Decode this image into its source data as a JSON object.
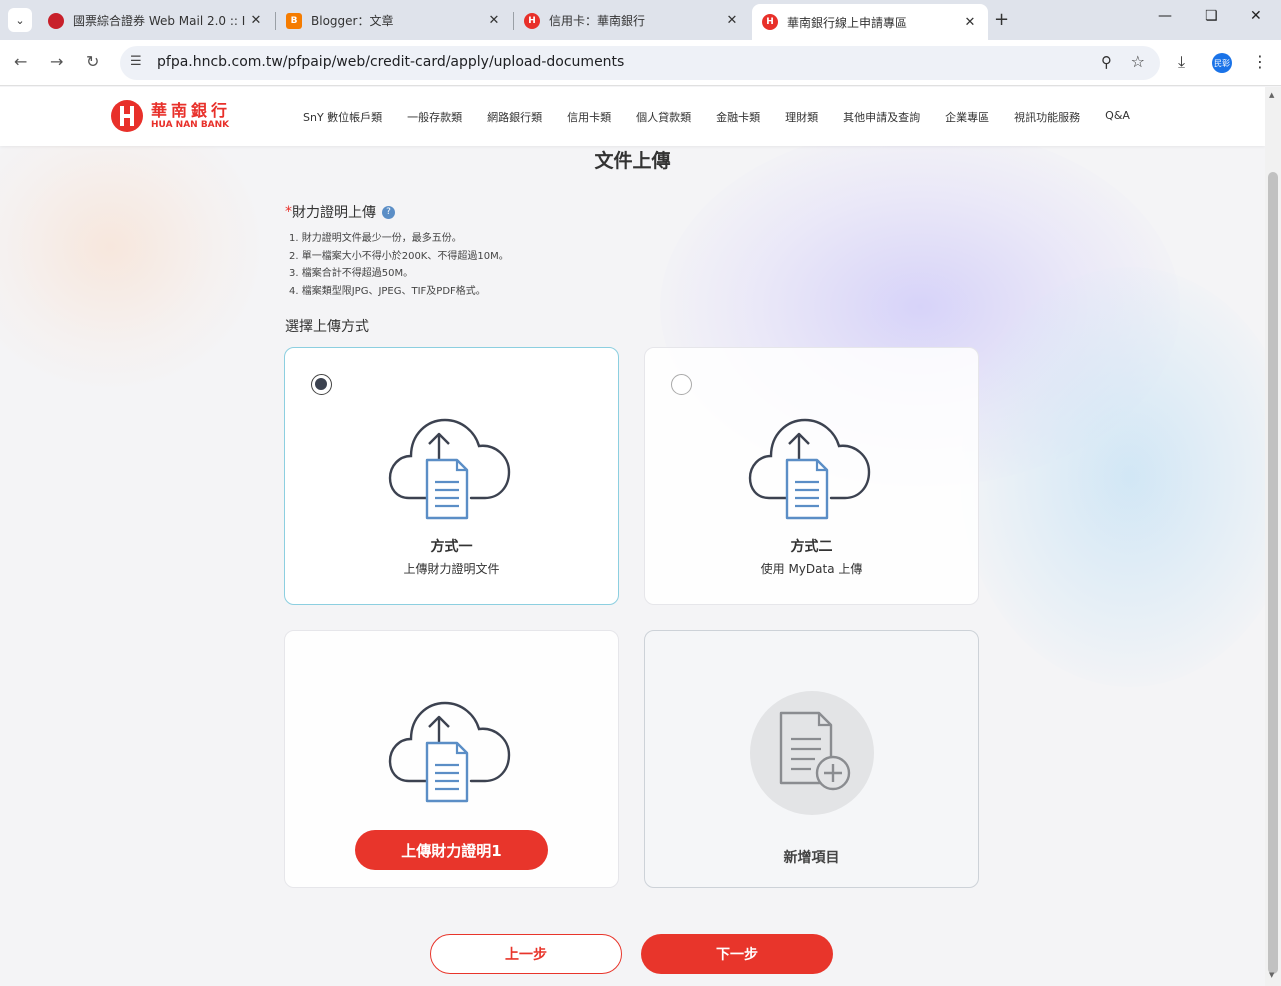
{
  "browser": {
    "tabs": [
      {
        "title": "國票綜合證券 Web Mail 2.0 :: I",
        "favicon_color": "#c8202a"
      },
      {
        "title": "Blogger：文章",
        "favicon_color": "#f57c00"
      },
      {
        "title": "信用卡：華南銀行",
        "favicon_color": "#e8302a"
      },
      {
        "title": "華南銀行線上申請專區",
        "favicon_color": "#e8302a",
        "active": true
      }
    ],
    "url": "pfpa.hncb.com.tw/pfpaip/web/credit-card/apply/upload-documents",
    "profile_label": "民彰"
  },
  "site": {
    "logo_cn": "華南銀行",
    "logo_en": "HUA NAN BANK",
    "nav": [
      "SnY 數位帳戶類",
      "一般存款類",
      "網路銀行類",
      "信用卡類",
      "個人貸款類",
      "金融卡類",
      "理財類",
      "其他申請及查詢",
      "企業專區",
      "視訊功能服務",
      "Q&A"
    ]
  },
  "page": {
    "title": "文件上傳",
    "section_required_mark": "*",
    "section_label": "財力證明上傳",
    "help_icon": "?",
    "rules": [
      "1. 財力證明文件最少一份，最多五份。",
      "2. 單一檔案大小不得小於200K、不得超過10M。",
      "3. 檔案合計不得超過50M。",
      "4. 檔案類型限JPG、JPEG、TIF及PDF格式。"
    ],
    "method_label": "選擇上傳方式",
    "options": [
      {
        "title": "方式一",
        "subtitle": "上傳財力證明文件",
        "selected": true
      },
      {
        "title": "方式二",
        "subtitle": "使用 MyData 上傳",
        "selected": false
      }
    ],
    "upload_button": "上傳財力證明1",
    "add_item_label": "新增項目",
    "prev_button": "上一步",
    "next_button": "下一步"
  },
  "colors": {
    "brand_red": "#e8352b",
    "selected_border": "#8ccfe0",
    "icon_stroke": "#3c4250",
    "doc_blue": "#5b8ec6"
  }
}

Problem:
Skip the images and write out the rest of the listing exactly.

In response:
Decode this image into its source data as a JSON object.
{
  "browser": {
    "tabs": [
      {
        "title": "國票綜合證券 Web Mail 2.0 :: I",
        "favicon_color": "#c8202a"
      },
      {
        "title": "Blogger：文章",
        "favicon_color": "#f57c00"
      },
      {
        "title": "信用卡：華南銀行",
        "favicon_color": "#e8302a"
      },
      {
        "title": "華南銀行線上申請專區",
        "favicon_color": "#e8302a",
        "active": true
      }
    ],
    "url": "pfpa.hncb.com.tw/pfpaip/web/credit-card/apply/upload-documents",
    "profile_label": "民彰"
  },
  "site": {
    "logo_cn": "華南銀行",
    "logo_en": "HUA NAN BANK",
    "nav": [
      "SnY 數位帳戶類",
      "一般存款類",
      "網路銀行類",
      "信用卡類",
      "個人貸款類",
      "金融卡類",
      "理財類",
      "其他申請及查詢",
      "企業專區",
      "視訊功能服務",
      "Q&A"
    ]
  },
  "page": {
    "title": "文件上傳",
    "section_required_mark": "*",
    "section_label": "財力證明上傳",
    "help_icon": "?",
    "rules": [
      "1. 財力證明文件最少一份，最多五份。",
      "2. 單一檔案大小不得小於200K、不得超過10M。",
      "3. 檔案合計不得超過50M。",
      "4. 檔案類型限JPG、JPEG、TIF及PDF格式。"
    ],
    "method_label": "選擇上傳方式",
    "options": [
      {
        "title": "方式一",
        "subtitle": "上傳財力證明文件",
        "selected": true
      },
      {
        "title": "方式二",
        "subtitle": "使用 MyData 上傳",
        "selected": false
      }
    ],
    "upload_button": "上傳財力證明1",
    "add_item_label": "新增項目",
    "prev_button": "上一步",
    "next_button": "下一步"
  },
  "colors": {
    "brand_red": "#e8352b",
    "selected_border": "#8ccfe0",
    "icon_stroke": "#3c4250",
    "doc_blue": "#5b8ec6"
  }
}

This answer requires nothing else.